→ CHALLENGE: Gather from the listing below each line that includes the word "readable", and copy it.

------------------------

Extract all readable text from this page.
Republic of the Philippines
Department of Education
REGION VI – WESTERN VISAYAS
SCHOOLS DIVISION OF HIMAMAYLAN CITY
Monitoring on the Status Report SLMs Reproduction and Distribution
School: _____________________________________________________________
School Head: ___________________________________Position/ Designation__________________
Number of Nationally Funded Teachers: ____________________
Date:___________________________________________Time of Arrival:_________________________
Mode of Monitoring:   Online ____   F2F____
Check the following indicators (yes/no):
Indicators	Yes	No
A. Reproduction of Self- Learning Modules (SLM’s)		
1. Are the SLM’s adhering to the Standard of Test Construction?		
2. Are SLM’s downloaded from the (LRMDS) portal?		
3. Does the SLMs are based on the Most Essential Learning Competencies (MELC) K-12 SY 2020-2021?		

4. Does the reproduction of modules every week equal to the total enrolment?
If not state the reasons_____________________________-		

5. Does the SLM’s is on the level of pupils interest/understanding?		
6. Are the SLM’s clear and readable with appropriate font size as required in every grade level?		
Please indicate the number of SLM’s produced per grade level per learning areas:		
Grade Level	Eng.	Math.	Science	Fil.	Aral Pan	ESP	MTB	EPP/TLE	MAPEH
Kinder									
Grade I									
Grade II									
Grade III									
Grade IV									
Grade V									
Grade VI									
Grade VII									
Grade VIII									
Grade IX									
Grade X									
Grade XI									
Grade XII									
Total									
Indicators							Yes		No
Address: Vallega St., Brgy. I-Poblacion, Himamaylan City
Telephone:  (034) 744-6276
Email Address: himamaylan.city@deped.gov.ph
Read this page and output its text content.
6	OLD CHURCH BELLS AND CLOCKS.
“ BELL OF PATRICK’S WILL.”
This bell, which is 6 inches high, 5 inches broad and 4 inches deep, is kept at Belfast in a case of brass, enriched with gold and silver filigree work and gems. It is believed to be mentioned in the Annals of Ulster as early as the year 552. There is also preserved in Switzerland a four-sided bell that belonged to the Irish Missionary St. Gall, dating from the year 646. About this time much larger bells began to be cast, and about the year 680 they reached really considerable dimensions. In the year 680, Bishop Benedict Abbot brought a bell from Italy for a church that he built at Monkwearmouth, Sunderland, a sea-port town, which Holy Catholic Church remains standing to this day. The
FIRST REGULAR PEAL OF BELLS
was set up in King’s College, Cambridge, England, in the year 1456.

------------------------

→ TASK RESULT:
Extract all readable text from this page.
6. Are the SLM’s clear and readable with appropriate font size as required in every grade level?		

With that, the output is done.